Show all lines from the data that include the word "document".

------

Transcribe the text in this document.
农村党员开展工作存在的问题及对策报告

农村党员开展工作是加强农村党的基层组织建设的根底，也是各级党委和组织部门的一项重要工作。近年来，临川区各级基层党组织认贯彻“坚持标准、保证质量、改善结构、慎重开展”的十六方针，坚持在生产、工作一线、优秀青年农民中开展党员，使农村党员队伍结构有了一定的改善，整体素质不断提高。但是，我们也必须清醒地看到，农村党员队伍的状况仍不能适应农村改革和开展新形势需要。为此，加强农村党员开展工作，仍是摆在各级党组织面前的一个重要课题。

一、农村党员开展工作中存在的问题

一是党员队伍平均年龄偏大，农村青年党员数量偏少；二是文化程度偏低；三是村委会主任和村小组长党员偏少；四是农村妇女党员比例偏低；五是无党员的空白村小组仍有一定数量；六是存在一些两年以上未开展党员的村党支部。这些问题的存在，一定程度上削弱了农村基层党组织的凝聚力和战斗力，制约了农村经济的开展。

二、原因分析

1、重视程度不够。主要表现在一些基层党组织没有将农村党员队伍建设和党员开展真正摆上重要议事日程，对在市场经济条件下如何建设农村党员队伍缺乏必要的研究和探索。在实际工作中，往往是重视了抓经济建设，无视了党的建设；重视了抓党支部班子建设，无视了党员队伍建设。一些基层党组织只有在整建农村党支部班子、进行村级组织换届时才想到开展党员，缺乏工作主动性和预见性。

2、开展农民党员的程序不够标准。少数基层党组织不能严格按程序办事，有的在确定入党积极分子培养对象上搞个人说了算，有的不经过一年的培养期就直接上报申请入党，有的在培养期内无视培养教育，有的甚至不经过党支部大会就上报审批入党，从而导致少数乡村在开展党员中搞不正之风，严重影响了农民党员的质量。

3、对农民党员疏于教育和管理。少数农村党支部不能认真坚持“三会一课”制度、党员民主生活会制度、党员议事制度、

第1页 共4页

------

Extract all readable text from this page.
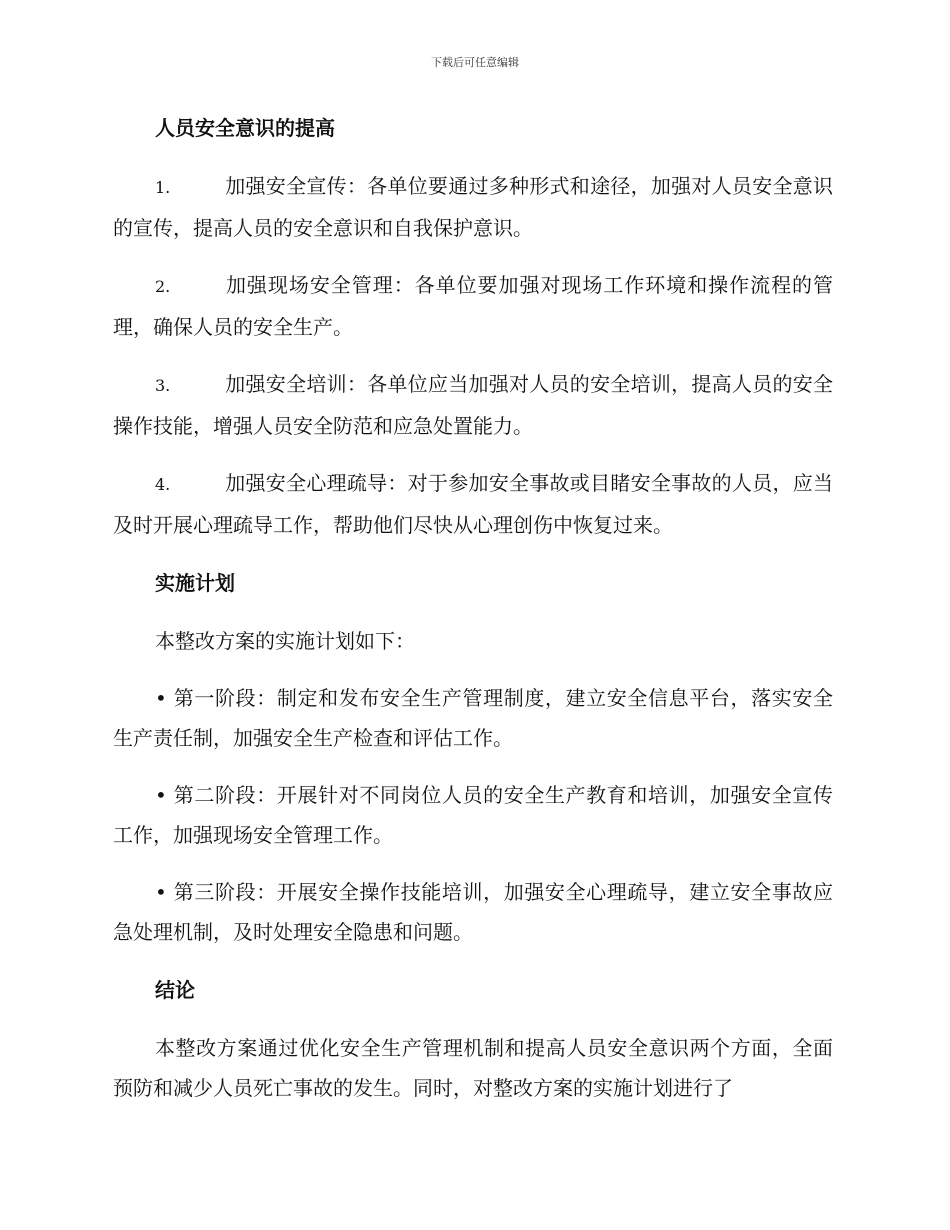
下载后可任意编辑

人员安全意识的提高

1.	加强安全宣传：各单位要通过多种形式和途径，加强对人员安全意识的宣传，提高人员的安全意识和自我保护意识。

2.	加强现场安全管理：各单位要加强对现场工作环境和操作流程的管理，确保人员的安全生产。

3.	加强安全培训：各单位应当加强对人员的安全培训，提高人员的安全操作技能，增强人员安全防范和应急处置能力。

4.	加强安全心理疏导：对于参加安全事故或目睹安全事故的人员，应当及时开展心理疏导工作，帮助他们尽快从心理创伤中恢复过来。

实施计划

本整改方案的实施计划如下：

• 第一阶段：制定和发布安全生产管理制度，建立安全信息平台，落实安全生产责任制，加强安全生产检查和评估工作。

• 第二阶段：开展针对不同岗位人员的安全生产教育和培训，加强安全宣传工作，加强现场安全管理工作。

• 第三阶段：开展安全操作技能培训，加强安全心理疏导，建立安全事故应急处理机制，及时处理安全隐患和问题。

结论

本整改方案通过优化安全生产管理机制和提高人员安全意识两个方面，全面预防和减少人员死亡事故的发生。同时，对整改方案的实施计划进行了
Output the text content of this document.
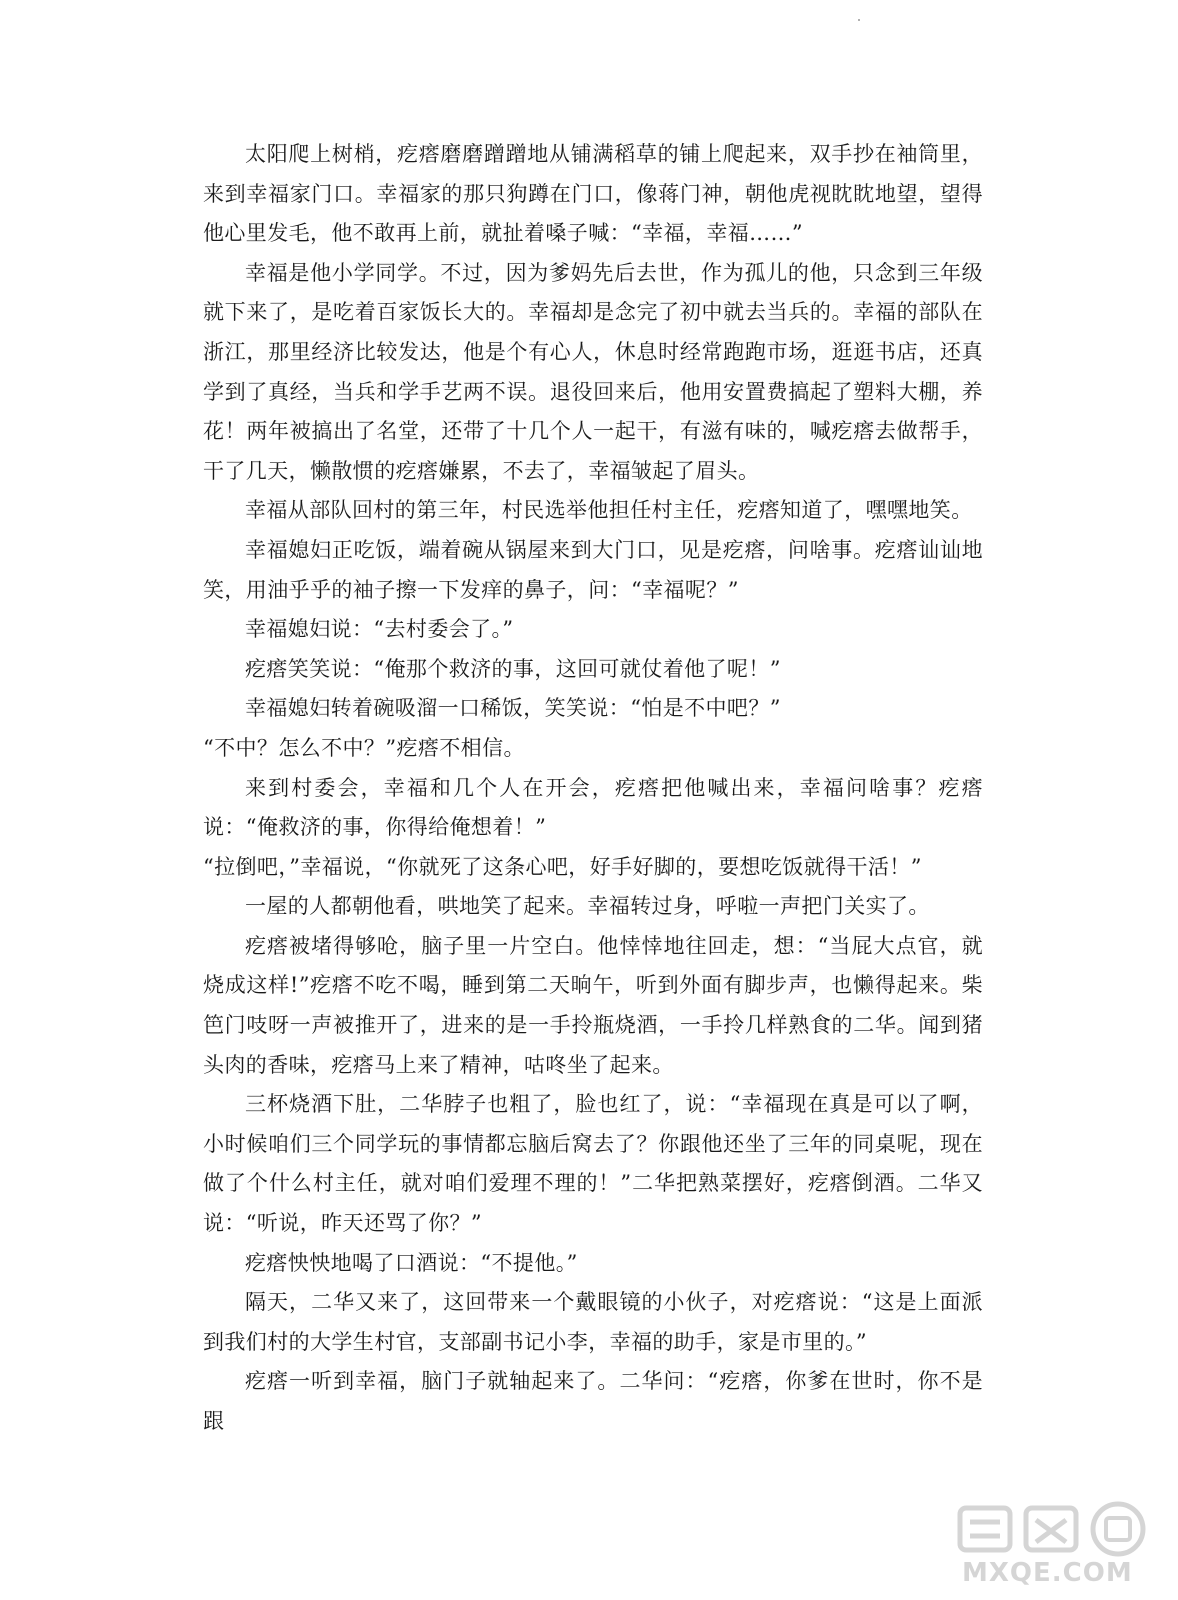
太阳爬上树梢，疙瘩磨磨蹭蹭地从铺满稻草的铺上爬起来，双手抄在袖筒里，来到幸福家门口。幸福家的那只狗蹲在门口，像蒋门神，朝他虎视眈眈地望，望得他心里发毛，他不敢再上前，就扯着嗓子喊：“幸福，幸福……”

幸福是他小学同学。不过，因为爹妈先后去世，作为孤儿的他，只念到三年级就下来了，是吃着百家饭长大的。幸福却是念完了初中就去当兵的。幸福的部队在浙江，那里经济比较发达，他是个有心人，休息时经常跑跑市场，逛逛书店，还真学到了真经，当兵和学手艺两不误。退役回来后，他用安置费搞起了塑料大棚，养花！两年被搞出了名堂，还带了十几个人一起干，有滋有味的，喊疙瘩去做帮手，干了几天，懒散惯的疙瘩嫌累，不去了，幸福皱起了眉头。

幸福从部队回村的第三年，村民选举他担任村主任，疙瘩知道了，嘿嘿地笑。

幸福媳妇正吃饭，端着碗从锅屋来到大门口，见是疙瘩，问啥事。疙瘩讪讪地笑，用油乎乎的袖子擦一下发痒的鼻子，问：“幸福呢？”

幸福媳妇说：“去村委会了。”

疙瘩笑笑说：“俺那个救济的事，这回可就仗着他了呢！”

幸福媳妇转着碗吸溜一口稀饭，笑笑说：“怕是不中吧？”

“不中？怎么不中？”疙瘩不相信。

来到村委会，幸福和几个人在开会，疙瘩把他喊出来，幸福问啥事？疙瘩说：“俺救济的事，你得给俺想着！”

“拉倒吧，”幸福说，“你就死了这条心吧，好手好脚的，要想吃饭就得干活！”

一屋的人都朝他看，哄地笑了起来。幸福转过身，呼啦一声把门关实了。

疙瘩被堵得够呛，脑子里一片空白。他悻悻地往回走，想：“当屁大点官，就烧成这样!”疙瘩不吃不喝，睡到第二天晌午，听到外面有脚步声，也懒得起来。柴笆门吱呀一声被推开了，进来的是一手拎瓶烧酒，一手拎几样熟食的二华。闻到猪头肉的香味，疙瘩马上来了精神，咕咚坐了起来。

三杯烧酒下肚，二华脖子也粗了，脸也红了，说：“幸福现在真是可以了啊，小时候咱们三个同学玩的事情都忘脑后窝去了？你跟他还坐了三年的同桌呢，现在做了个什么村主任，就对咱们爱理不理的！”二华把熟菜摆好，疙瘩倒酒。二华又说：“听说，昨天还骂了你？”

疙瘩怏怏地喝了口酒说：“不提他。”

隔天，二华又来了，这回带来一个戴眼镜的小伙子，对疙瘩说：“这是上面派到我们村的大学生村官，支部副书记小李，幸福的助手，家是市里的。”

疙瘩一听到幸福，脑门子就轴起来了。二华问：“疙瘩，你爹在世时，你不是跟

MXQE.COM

------

» **Correct response**:
Transcribe the text in this document.
Output the text content of this document.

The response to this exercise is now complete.